_Set task:_
Repeat the data verbatim.

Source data
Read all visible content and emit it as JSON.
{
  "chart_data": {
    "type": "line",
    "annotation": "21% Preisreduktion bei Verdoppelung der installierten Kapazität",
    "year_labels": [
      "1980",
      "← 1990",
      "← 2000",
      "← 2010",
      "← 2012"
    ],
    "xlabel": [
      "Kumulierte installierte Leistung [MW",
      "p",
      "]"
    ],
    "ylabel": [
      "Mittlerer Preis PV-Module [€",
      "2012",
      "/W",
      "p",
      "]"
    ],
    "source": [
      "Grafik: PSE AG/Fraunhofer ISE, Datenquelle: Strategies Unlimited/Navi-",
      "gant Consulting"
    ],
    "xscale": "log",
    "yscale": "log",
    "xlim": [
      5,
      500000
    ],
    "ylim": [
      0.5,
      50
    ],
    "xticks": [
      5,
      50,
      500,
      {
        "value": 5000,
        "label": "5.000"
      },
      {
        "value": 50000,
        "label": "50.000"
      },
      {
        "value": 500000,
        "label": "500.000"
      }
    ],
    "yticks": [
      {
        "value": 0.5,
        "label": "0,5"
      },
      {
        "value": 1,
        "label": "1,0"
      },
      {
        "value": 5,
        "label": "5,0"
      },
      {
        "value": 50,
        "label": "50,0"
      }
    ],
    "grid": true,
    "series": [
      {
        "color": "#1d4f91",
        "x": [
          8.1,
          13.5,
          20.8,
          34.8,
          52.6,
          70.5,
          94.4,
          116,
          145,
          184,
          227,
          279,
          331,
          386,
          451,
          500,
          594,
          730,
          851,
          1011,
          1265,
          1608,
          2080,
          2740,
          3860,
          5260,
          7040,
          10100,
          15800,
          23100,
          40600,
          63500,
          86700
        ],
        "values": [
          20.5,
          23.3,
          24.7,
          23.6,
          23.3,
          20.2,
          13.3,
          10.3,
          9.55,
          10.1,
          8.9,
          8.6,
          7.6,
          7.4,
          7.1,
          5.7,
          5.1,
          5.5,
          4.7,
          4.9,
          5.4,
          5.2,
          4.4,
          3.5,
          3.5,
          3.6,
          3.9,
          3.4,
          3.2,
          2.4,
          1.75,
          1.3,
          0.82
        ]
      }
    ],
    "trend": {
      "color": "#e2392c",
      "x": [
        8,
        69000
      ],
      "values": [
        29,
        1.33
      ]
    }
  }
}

_Written solution:_
Read all visible content and emit it as JSON.
{
  "chart_data": {
    "type": "line",
    "annotation": "21% Preisreduktion bei Verdoppelung der installierten Kapazität",
    "year_labels": [
      "1980",
      "← 1990",
      "← 2000",
      "← 2010",
      "← 2012"
    ],
    "xlabel": [
      "Kumulierte installierte Leistung [MW",
      "p",
      "]"
    ],
    "ylabel": [
      "Mittlerer Preis PV-Module [€",
      "2012",
      "/W",
      "p",
      "]"
    ],
    "source": [
      "Grafik: PSE AG/Fraunhofer ISE, Datenquelle: Strategies Unlimited/Navi-",
      "gant Consulting"
    ],
    "xscale": "log",
    "yscale": "log",
    "xlim": [
      5,
      500000
    ],
    "ylim": [
      0.5,
      50
    ],
    "xticks": [
      5,
      50,
      500,
      {
        "value": 5000,
        "label": "5.000"
      },
      {
        "value": 50000,
        "label": "50.000"
      },
      {
        "value": 500000,
        "label": "500.000"
      }
    ],
    "yticks": [
      {
        "value": 0.5,
        "label": "0,5"
      },
      {
        "value": 1,
        "label": "1,0"
      },
      {
        "value": 5,
        "label": "5,0"
      },
      {
        "value": 50,
        "label": "50,0"
      }
    ],
    "grid": true,
    "series": [
      {
        "color": "#1d4f91",
        "x": [
          8.1,
          13.5,
          20.8,
          34.8,
          52.6,
          70.5,
          94.4,
          116,
          145,
          184,
          227,
          279,
          331,
          386,
          451,
          500,
          594,
          730,
          851,
          1011,
          1265,
          1608,
          2080,
          2740,
          3860,
          5260,
          7040,
          10100,
          15800,
          23100,
          40600,
          63500,
          86700
        ],
        "values": [
          20.5,
          23.3,
          24.7,
          23.6,
          23.3,
          20.2,
          13.3,
          10.3,
          9.55,
          10.1,
          8.9,
          8.6,
          7.6,
          7.4,
          7.1,
          5.7,
          5.1,
          5.5,
          4.7,
          4.9,
          5.4,
          5.2,
          4.4,
          3.5,
          3.5,
          3.6,
          3.9,
          3.4,
          3.2,
          2.4,
          1.75,
          1.3,
          0.82
        ]
      }
    ],
    "trend": {
      "color": "#e2392c",
      "x": [
        8,
        69000
      ],
      "values": [
        29,
        1.33
      ]
    }
  }
}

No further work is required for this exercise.